## REQUIRED TASK
Filter the entries and keep only the lines where the string "phát" appears.

## DATASET RECORDS
• • • • • • •

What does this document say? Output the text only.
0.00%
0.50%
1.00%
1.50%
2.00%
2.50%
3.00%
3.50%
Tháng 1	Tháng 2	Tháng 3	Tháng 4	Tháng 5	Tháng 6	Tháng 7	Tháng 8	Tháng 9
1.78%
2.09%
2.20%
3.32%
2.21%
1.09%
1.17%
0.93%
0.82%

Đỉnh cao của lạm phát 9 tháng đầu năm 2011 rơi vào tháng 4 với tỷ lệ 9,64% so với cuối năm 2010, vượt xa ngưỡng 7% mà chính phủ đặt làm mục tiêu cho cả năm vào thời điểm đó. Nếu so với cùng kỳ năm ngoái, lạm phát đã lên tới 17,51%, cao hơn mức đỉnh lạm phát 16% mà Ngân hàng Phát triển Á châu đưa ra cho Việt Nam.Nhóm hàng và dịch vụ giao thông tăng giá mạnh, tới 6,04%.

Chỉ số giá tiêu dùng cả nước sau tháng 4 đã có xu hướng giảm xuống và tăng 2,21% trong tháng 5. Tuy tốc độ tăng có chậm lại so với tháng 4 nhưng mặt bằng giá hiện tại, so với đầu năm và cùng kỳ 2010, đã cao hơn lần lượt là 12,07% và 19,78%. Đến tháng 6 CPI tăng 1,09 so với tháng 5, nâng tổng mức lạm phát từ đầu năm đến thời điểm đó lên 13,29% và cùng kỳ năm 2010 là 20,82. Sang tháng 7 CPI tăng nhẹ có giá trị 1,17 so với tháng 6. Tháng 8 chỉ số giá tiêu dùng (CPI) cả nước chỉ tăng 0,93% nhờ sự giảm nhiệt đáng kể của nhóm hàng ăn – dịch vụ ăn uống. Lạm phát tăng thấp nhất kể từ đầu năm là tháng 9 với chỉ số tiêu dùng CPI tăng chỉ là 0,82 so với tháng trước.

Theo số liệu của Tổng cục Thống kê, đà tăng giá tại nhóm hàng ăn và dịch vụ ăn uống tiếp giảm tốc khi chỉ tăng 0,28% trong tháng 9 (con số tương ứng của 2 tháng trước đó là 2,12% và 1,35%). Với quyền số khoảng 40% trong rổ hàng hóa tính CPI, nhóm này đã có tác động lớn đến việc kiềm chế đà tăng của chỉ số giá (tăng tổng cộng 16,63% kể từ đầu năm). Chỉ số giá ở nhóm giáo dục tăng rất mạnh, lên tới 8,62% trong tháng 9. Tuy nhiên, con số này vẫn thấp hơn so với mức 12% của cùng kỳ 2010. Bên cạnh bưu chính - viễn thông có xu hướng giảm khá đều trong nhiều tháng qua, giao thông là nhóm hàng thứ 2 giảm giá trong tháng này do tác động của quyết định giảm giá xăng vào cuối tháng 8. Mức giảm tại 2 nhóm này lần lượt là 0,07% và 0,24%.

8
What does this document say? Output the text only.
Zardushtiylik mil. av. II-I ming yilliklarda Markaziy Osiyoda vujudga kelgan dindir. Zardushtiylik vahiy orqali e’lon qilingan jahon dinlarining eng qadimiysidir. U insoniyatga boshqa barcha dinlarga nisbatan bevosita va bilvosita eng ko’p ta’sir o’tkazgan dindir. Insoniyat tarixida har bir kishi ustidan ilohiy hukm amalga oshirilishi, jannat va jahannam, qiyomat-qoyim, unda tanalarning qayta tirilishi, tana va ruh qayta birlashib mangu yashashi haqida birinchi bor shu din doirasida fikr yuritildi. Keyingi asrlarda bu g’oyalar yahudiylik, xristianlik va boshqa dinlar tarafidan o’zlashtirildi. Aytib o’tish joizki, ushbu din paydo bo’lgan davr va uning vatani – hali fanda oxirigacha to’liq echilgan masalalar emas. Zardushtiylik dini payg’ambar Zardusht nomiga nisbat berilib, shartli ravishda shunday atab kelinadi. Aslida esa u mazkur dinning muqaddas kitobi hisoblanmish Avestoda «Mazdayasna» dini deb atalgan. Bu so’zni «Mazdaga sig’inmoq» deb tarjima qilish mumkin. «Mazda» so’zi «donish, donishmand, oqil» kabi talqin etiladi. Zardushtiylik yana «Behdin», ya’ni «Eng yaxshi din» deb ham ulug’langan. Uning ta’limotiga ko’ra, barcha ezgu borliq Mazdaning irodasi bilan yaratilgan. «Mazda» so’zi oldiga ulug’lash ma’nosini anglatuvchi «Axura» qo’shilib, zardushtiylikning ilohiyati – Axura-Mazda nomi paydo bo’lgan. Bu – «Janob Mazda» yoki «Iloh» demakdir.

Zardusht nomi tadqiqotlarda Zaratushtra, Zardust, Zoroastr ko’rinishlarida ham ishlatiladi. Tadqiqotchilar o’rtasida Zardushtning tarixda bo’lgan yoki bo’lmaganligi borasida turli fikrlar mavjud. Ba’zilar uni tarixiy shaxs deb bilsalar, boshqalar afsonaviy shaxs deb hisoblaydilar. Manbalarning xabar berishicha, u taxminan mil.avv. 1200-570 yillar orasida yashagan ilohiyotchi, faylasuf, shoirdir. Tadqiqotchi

• • • • • • •

## THE ANSWER
Đỉnh cao của lạm phát 9 tháng đầu năm 2011 rơi vào tháng 4 với tỷ lệ 9,64% so với cuối năm 2010, vượt xa ngưỡng 7% mà chính phủ đặt làm mục tiêu cho cả năm vào thời điểm đó. Nếu so với cùng kỳ năm ngoái, lạm phát đã lên tới 17,51%, cao hơn mức đỉnh lạm phát 16% mà Ngân hàng Phát triển Á châu đưa ra cho Việt Nam.Nhóm hàng và dịch vụ giao thông tăng giá mạnh, tới 6,04%.
Chỉ số giá tiêu dùng cả nước sau tháng 4 đã có xu hướng giảm xuống và tăng 2,21% trong tháng 5. Tuy tốc độ tăng có chậm lại so với tháng 4 nhưng mặt bằng giá hiện tại, so với đầu năm và cùng kỳ 2010, đã cao hơn lần lượt là 12,07% và 19,78%. Đến tháng 6 CPI tăng 1,09 so với tháng 5, nâng tổng mức lạm phát từ đầu năm đến thời điểm đó lên 13,29% và cùng kỳ năm 2010 là 20,82. Sang tháng 7 CPI tăng nhẹ có giá trị 1,17 so với tháng 6. Tháng 8 chỉ số giá tiêu dùng (CPI) cả nước chỉ tăng 0,93% nhờ sự giảm nhiệt đáng kể của nhóm hàng ăn – dịch vụ ăn uống. Lạm phát tăng thấp nhất kể từ đầu năm là tháng 9 với chỉ số tiêu dùng CPI tăng chỉ là 0,82 so với tháng trước.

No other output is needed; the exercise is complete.